* **What to work on**:
Scan the listing below and copy every line holding "Trump".

Stored entries

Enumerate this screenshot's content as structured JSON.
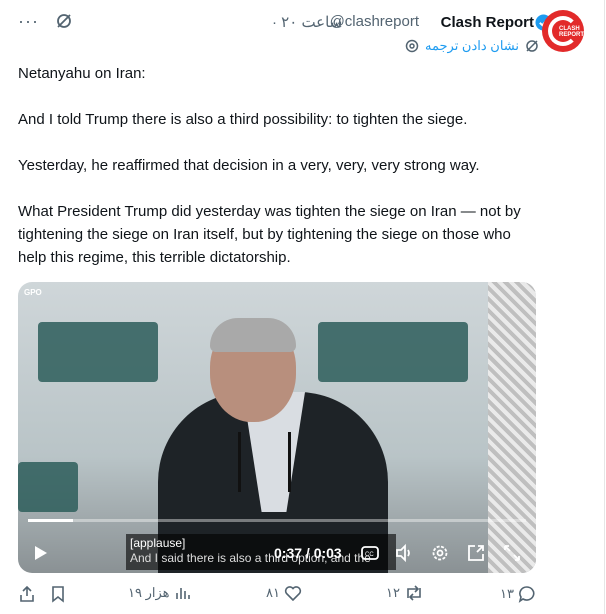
{
  "header": {
    "name": "Clash Report",
    "handle": "@clashreport",
    "time": "· ۲۰ ساعت",
    "translate_label": "نشان دادن ترجمه",
    "avatar_text": "CLASH REPORT"
  },
  "post": {
    "paragraphs": [
      "Netanyahu on Iran:",
      "And I told Trump there is also a third possibility: to tighten the siege.",
      "Yesterday, he reaffirmed that decision in a very, very, very strong way.",
      "What President Trump did yesterday was tighten the siege on Iran — not by tightening the siege on Iran itself, but by tightening the siege on those who help this regime, this terrible dictatorship."
    ]
  },
  "video": {
    "watermark": "GPO",
    "caption_line1": "[applause]",
    "caption_line2": "And I said there is also a third option, and the",
    "time": "0:37 / 0:03",
    "progress": 0.09
  },
  "actions": {
    "views": "۱۹ هزار",
    "likes": "۸۱",
    "reposts": "۱۲",
    "replies": "۱۳"
  },
  "colors": {
    "accent": "#1d9bf0",
    "muted": "#536471",
    "brand": "#e22a2a"
  }
}
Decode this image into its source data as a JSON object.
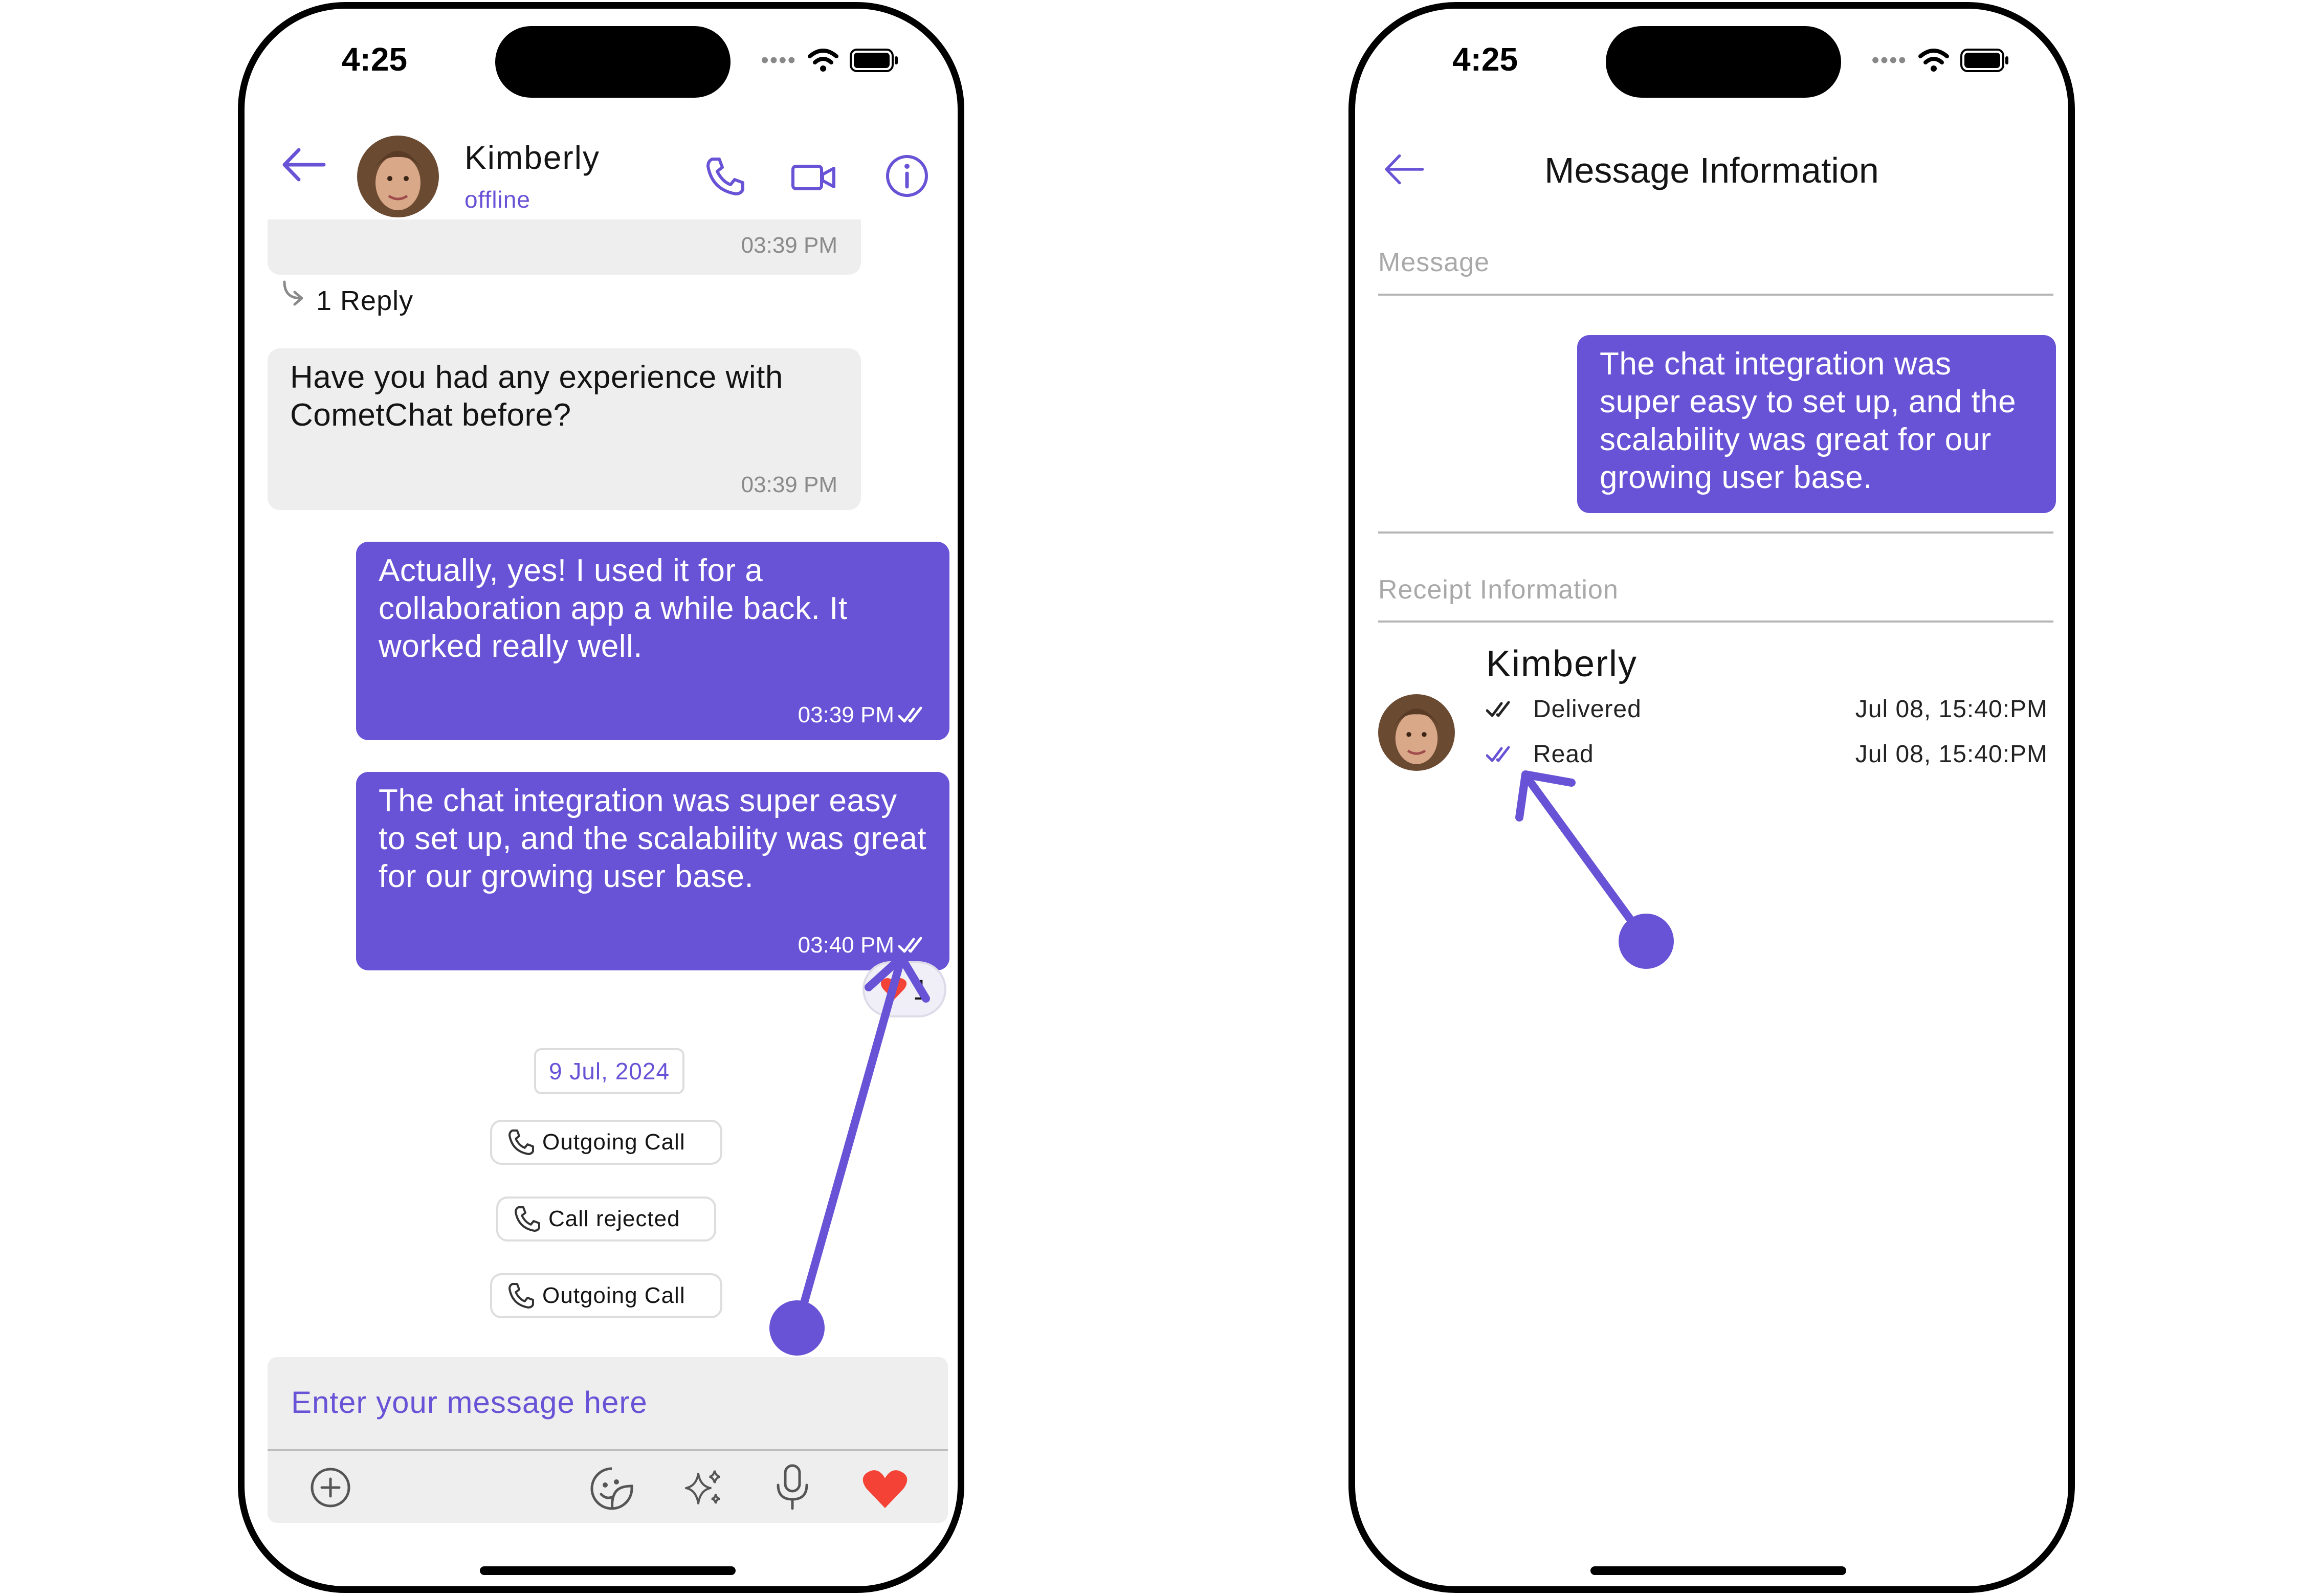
{
  "left_screen": {
    "status_time": "4:25",
    "header": {
      "name": "Kimberly",
      "status": "offline"
    },
    "top_partial_time": "03:39 PM",
    "reply_count": "1 Reply",
    "messages": [
      {
        "direction": "incoming",
        "text": "Have you had any experience with CometChat before?",
        "time": "03:39 PM"
      },
      {
        "direction": "outgoing",
        "text": "Actually, yes!  I used it for a collaboration app a while back.  It worked really well.",
        "time": "03:39 PM"
      },
      {
        "direction": "outgoing",
        "text": "The chat integration was super easy to set up, and the scalability was great for our growing user base.",
        "time": "03:40 PM"
      }
    ],
    "reaction_count": "1",
    "date_separator": "9 Jul, 2024",
    "calls": [
      "Outgoing Call",
      "Call rejected",
      "Outgoing Call"
    ],
    "composer": {
      "placeholder": "Enter your message here"
    }
  },
  "right_screen": {
    "status_time": "4:25",
    "title": "Message Information",
    "message_label": "Message",
    "message_text": "The chat integration was super easy to set up, and the scalability was great for our growing user base.",
    "receipt_label": "Receipt Information",
    "receipt": {
      "name": "Kimberly",
      "delivered_label": "Delivered",
      "delivered_time": "Jul 08, 15:40:PM",
      "read_label": "Read",
      "read_time": "Jul 08, 15:40:PM"
    }
  },
  "colors": {
    "accent": "#6852d6",
    "incoming_bubble": "#eeeeee",
    "heart": "#f44336"
  },
  "icons": [
    "back-arrow-icon",
    "voice-call-icon",
    "video-call-icon",
    "info-icon",
    "reply-arrow-icon",
    "double-check-icon",
    "phone-icon",
    "add-icon",
    "sticker-icon",
    "ai-sparkle-icon",
    "microphone-icon",
    "heart-icon"
  ]
}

* **Full answer**:
      "And I told Trump there is also a third possibility: to tighten the siege.",
      "What President Trump did yesterday was tighten the siege on Iran — not by tightening the siege on Iran itself, but by tightening the siege on those who help this regime, this terrible dictatorship."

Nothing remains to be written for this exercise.